### Exercise data

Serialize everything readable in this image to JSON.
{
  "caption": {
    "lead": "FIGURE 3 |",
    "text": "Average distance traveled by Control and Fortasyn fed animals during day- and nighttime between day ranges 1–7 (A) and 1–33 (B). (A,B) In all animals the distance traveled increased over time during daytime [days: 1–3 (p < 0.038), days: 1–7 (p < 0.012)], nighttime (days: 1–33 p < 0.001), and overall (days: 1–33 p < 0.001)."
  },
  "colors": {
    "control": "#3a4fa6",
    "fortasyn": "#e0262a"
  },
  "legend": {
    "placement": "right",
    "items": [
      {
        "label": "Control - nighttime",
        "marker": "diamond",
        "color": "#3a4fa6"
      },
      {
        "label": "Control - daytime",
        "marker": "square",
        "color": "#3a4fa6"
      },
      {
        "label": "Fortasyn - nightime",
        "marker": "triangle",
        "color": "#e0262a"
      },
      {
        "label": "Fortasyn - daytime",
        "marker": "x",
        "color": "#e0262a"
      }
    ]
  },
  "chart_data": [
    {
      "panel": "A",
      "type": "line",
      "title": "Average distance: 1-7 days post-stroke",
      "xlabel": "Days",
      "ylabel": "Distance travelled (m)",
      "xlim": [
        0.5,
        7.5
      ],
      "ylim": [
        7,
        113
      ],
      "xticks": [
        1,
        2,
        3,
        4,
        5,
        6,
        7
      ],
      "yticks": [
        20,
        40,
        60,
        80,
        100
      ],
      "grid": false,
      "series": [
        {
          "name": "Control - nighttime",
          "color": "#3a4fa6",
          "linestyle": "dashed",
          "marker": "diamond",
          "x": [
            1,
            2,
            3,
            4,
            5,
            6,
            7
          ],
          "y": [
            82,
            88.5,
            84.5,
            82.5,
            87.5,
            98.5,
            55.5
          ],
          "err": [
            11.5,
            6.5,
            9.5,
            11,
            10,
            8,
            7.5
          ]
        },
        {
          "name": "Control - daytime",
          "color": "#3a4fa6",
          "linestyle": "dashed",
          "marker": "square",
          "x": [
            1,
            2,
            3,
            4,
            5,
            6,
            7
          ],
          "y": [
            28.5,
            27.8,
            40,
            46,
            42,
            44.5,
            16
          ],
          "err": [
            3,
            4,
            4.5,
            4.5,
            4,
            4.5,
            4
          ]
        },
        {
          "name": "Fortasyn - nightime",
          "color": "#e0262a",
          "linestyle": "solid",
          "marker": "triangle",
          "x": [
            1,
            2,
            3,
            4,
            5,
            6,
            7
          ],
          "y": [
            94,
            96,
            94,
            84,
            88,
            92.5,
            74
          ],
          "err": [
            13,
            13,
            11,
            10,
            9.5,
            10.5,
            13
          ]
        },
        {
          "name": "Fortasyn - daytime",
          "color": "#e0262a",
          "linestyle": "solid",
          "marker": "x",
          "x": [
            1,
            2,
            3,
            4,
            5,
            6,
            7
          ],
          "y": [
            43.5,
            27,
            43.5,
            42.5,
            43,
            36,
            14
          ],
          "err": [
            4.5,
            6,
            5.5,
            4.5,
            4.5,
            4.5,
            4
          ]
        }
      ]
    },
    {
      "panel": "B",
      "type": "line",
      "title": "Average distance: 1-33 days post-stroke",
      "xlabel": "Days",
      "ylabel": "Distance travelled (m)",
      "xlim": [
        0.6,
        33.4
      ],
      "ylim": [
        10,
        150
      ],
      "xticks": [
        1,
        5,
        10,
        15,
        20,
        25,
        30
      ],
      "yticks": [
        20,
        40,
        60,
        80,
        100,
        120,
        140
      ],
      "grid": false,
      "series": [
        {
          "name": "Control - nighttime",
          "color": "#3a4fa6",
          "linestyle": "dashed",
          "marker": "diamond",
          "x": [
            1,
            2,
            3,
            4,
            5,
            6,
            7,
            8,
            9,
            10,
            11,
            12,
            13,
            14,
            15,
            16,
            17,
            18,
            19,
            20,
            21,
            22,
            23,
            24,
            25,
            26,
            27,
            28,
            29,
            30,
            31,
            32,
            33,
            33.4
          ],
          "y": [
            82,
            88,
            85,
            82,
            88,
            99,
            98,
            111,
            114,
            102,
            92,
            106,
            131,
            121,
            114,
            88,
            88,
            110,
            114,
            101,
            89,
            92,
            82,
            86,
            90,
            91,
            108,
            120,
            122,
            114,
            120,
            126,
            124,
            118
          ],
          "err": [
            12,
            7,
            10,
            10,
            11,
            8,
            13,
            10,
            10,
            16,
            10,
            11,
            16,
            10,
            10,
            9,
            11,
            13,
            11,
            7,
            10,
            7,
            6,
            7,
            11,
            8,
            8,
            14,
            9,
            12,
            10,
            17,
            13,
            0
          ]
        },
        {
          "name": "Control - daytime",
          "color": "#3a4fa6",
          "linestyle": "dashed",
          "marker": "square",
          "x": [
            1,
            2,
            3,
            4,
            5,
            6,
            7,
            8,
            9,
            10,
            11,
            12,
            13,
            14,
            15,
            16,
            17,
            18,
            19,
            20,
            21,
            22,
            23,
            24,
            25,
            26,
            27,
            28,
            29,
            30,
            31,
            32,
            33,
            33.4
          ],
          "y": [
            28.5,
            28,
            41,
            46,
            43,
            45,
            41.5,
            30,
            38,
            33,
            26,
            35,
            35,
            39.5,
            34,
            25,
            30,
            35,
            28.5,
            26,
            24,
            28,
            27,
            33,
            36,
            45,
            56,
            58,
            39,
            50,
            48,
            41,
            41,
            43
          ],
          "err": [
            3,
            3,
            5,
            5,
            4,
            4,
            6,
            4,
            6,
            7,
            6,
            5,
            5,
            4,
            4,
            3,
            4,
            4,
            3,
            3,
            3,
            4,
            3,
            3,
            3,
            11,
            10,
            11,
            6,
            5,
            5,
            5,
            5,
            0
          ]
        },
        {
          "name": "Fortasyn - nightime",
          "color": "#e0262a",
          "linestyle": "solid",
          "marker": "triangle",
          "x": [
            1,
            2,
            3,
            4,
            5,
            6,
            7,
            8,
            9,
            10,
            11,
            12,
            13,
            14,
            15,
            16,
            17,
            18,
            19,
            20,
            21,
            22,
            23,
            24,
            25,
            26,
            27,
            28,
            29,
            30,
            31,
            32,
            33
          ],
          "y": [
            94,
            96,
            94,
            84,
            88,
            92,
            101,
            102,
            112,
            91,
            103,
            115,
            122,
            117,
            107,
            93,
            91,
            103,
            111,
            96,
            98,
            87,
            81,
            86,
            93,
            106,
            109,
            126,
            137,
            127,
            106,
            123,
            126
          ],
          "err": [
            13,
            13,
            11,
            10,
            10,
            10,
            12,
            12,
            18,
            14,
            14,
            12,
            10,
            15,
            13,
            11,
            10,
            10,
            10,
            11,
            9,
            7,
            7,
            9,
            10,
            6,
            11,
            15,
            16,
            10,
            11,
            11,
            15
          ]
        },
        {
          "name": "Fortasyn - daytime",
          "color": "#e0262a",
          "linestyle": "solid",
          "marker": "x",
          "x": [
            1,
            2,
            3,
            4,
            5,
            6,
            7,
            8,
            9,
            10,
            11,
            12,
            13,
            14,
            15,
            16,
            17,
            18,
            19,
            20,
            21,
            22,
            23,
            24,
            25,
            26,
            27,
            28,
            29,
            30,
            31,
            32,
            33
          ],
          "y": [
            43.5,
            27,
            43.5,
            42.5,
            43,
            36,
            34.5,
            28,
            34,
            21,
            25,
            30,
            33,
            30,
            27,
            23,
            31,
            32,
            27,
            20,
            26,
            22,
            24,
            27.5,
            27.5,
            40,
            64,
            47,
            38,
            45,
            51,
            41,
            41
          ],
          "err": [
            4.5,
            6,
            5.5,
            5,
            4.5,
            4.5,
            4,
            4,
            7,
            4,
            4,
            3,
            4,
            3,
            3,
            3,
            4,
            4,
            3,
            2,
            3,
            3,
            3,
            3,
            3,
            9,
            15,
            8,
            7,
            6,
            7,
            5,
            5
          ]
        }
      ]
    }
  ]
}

### What to produce
Pull out the lines above in which the word "title" appears.

### Answer to the task
      "title": "Average distance: 1-7 days post-stroke",
      "title": "Average distance: 1-33 days post-stroke",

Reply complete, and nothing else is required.